• **Aim of the exercise**
In the listing below, identify each line with the word "Temperature" and return those lines.

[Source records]
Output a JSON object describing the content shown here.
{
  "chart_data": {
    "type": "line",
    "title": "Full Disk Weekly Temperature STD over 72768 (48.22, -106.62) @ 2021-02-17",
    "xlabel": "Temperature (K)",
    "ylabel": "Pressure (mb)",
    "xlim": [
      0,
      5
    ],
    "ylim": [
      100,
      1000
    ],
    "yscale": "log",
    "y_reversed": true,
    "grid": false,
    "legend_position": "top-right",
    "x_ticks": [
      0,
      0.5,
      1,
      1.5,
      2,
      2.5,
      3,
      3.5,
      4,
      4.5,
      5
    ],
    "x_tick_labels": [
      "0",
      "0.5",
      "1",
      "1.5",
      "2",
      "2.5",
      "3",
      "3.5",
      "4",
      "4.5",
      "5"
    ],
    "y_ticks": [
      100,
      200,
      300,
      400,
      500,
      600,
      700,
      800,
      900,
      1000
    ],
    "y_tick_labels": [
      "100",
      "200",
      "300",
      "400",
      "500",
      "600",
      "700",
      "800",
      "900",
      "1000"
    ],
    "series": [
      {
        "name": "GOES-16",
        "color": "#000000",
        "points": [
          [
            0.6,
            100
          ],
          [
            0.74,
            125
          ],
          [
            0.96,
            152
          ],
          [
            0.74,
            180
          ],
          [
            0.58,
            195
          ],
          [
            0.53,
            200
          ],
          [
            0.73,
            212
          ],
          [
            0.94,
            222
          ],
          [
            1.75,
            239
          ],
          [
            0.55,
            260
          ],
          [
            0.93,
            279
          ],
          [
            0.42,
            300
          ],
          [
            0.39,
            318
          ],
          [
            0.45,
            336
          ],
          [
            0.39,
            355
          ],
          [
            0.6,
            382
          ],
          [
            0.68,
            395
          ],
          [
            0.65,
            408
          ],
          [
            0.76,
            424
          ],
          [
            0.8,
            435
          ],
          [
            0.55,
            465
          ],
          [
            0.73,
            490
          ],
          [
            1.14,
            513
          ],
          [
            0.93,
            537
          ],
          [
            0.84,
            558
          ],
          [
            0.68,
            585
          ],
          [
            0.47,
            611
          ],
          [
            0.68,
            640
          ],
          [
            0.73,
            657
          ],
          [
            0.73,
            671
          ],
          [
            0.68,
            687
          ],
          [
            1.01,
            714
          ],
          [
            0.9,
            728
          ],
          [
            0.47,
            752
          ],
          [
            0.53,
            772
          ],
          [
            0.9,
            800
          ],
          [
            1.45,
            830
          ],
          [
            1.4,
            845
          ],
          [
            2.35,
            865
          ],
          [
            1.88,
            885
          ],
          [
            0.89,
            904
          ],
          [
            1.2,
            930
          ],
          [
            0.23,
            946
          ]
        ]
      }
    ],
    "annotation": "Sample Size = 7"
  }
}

• **Complete answer**
    "title": "Full Disk Weekly Temperature STD over 72768 (48.22, -106.62) @ 2021-02-17",
    "xlabel": "Temperature (K)",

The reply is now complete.